Stored records
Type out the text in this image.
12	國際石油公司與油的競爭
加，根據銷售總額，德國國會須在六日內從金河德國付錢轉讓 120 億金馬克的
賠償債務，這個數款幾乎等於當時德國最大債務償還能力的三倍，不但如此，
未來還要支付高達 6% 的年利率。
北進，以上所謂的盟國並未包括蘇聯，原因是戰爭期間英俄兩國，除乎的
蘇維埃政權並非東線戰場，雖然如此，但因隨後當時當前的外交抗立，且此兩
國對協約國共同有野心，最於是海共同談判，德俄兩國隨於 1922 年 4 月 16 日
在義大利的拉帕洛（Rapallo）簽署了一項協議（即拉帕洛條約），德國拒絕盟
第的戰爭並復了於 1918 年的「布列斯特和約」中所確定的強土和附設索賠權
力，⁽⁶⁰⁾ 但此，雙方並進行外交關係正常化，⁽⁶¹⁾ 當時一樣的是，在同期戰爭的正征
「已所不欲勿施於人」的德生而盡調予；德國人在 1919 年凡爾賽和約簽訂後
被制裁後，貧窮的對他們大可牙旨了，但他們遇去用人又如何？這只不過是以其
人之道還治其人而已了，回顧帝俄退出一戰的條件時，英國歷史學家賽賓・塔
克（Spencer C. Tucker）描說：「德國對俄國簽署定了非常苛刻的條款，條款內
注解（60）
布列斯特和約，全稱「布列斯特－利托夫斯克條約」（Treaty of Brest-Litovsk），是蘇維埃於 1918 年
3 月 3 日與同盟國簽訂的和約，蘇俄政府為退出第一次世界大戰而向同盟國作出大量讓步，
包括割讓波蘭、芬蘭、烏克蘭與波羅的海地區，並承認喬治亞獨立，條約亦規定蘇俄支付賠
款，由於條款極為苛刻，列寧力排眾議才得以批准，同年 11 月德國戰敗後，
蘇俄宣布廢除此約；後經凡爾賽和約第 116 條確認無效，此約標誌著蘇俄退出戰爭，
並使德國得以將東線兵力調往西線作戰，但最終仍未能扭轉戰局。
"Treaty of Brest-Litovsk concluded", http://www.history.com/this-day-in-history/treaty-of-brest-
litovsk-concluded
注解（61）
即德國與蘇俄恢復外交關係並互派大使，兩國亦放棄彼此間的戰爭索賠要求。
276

§ Exercise description
Would you reproduce all the entries exactly?

§ Correct output
Type out the text in this image.
12	國際石油公司與油的競爭
加，根據銷售總額，德國國會須在六日內從金河德國付錢轉讓 120 億金馬克的
賠償債務，這個數款幾乎等於當時德國最大債務償還能力的三倍，不但如此，
未來還要支付高達 6% 的年利率。
北進，以上所謂的盟國並未包括蘇聯，原因是戰爭期間英俄兩國，除乎的
蘇維埃政權並非東線戰場，雖然如此，但因隨後當時當前的外交抗立，且此兩
國對協約國共同有野心，最於是海共同談判，德俄兩國隨於 1922 年 4 月 16 日
在義大利的拉帕洛（Rapallo）簽署了一項協議（即拉帕洛條約），德國拒絕盟
第的戰爭並復了於 1918 年的「布列斯特和約」中所確定的強土和附設索賠權
力，⁽⁶⁰⁾ 但此，雙方並進行外交關係正常化，⁽⁶¹⁾ 當時一樣的是，在同期戰爭的正征
「已所不欲勿施於人」的德生而盡調予；德國人在 1919 年凡爾賽和約簽訂後
被制裁後，貧窮的對他們大可牙旨了，但他們遇去用人又如何？這只不過是以其
人之道還治其人而已了，回顧帝俄退出一戰的條件時，英國歷史學家賽賓・塔
克（Spencer C. Tucker）描說：「德國對俄國簽署定了非常苛刻的條款，條款內
注解（60）
布列斯特和約，全稱「布列斯特－利托夫斯克條約」（Treaty of Brest-Litovsk），是蘇維埃於 1918 年
3 月 3 日與同盟國簽訂的和約，蘇俄政府為退出第一次世界大戰而向同盟國作出大量讓步，
包括割讓波蘭、芬蘭、烏克蘭與波羅的海地區，並承認喬治亞獨立，條約亦規定蘇俄支付賠
款，由於條款極為苛刻，列寧力排眾議才得以批准，同年 11 月德國戰敗後，
蘇俄宣布廢除此約；後經凡爾賽和約第 116 條確認無效，此約標誌著蘇俄退出戰爭，
並使德國得以將東線兵力調往西線作戰，但最終仍未能扭轉戰局。
"Treaty of Brest-Litovsk concluded", http://www.history.com/this-day-in-history/treaty-of-brest-
litovsk-concluded
注解（61）
即德國與蘇俄恢復外交關係並互派大使，兩國亦放棄彼此間的戰爭索賠要求。
276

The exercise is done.